* [Selection]
Heat treatment can also increase the hydrophobic properties of wood and the color of the wood can become darker [26, 27]. There are several types of heat treatment methods for wood, namely heat treatment with air (Air Heat Treatment), steam (Thermowood Treatment), and a combination of air and steam (Plato Wood Treatment), and heat treatment using oil [22].

Heat treatment can increase the dimensional stability of wood after being treated compared to wood that has not been treated [28]. Hidayat et al. [23] reported that the color change parameters of Korean pine and paulownia woods, including the lightness (L*) decreased and total color change (ΔE*) increased after air heat-treated at several temperatures for 2 h. Pinus radiata wood that has been heat treated showed significant improvements in dimensional stability and a reduction in Modulus of Rupture (MOR) [29]. Additionally, Boruvka et al. [30] observed an increase in the hardness of several surfaces of European birch wood following heat treatment at temperatures of 165 and 210°C. Suri et al. [24] reported that air heat treatment decreased the density and volume shrinkage of paulownia and Korean white pine woods.

* [Instruction 1]
Reproduce the part of the passage on heat-treated wood that opens with the words containing "Heat treatment can also" and closes with "using oil [22].".
* [Instruction 2]
Write the next part of the passage on heat-treated wood, picking up right after its final sentence.

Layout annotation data
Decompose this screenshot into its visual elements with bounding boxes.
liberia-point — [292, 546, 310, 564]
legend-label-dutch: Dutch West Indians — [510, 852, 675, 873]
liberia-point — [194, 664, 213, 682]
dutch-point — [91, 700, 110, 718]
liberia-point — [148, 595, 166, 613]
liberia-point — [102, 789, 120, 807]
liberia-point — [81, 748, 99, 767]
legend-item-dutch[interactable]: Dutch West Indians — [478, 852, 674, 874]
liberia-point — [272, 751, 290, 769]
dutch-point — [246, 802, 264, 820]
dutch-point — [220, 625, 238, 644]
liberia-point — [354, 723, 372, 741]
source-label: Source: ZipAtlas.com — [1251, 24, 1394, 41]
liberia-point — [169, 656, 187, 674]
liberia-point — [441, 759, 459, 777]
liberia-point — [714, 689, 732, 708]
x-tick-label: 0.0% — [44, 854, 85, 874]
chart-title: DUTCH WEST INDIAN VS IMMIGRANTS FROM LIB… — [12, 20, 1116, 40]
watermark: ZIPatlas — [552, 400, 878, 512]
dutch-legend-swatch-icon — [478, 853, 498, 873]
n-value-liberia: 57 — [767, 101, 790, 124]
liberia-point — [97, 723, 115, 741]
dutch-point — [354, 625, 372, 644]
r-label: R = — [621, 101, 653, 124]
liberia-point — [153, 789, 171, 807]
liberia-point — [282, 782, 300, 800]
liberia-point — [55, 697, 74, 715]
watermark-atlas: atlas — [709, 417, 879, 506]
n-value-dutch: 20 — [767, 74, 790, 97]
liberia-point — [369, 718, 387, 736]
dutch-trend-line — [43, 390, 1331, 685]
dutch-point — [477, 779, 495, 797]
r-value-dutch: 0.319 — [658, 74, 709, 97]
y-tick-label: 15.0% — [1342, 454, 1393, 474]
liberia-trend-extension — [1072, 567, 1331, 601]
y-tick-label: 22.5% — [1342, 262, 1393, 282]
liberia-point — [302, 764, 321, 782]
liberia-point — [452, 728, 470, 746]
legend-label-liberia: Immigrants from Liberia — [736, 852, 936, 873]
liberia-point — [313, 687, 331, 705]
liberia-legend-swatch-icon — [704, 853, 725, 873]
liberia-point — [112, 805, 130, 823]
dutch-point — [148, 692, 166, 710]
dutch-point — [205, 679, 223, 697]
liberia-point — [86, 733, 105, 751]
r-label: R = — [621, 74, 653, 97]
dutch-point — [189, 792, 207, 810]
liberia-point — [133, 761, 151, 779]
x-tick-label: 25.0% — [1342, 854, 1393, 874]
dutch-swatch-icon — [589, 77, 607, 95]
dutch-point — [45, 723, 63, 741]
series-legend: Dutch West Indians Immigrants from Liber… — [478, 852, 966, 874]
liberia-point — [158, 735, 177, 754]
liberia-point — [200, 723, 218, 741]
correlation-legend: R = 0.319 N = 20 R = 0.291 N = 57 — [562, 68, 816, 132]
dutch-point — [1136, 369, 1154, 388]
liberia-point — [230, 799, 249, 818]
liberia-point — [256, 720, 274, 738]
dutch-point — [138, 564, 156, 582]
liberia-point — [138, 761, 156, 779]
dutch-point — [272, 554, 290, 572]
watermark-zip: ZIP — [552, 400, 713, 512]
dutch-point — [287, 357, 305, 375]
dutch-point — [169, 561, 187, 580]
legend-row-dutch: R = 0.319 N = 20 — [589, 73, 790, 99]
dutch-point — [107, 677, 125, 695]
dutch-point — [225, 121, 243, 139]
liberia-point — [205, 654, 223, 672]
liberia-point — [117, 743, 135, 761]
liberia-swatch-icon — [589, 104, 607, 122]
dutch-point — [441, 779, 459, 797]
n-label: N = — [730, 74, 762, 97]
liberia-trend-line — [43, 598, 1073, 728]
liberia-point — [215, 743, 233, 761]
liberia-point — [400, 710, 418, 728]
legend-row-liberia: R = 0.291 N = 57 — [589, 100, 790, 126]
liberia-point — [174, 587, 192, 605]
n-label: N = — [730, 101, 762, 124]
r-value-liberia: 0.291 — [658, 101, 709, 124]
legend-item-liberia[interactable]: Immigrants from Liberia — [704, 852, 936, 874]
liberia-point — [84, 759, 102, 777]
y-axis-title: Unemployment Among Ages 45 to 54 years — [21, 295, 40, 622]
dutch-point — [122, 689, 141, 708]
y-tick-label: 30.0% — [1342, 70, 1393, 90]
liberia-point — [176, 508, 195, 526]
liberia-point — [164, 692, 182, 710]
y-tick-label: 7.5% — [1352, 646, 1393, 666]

* [Output 1]
Heat treatment can also increase the hydrophobic properties of wood and the color of the wood can become darker [26, 27]. There are several types of heat treatment methods for wood, namely heat treatment with air (Air Heat Treatment), steam (Thermowood Treatment), and a combination of air and steam (Plato Wood Treatment), and heat treatment using oil [22].

* [Output 2]
Numerous investigations into the heat treatment of fast-growing wood have been conducted; the findings indicate that this process has an impact on modifications in the dimensional stability of a number of fast-growing woods [23, 28, 31, 32]. When Karlinasari et al. [31] applied heat treatment to the physical characteristics of sengon, jabon, and mangium woods, the wood's color changed and its hardness dropped, which had a noticeable impact. Physical characteristics, such as specific gravity and water absorption, have been shown by Priadi et al. [32] to enhance the dimensional stability of heat-treated Neolamarckia cadamba, Falcataria moluccana, and Acacia mangium woods. Rubberwood and silver oak woods were also subjected to heat treatment modification by Srivinas and Pandey [33]. They noticed that the heat treatment caused the wood to darken in color, reduced the mechanical qualities of the wood, including bending stiffness, MOR, MOE, and bending strength, and enhanced the dimensional stability of the heat-treated wood.

In order to better understand the impact of heat treatment temperatures of 170, 190, and 210℃ on the mechanical and physical characteristics of Anthocephalus cadamba wood both before and after treatment, this study was designed to supplement earlier research.

2. Materials and Methods

2.1 Materials

Anthocephalus cadamba wood harvested from community woods in Tanjung Bintang, South Lampung Regency, Lampung Province, Indonesia, was aged four to five years. Boards measuring 30 cm (L), 10 cm (W), and 2 cm (T) were cut using a saw. The boards were devoid of knots and had straight grain. After that, the selected boards were left to air dry at 26 ± 5℃ and 60−70% relative humidity (RH) until the moisture content (MC) reached equilibrium.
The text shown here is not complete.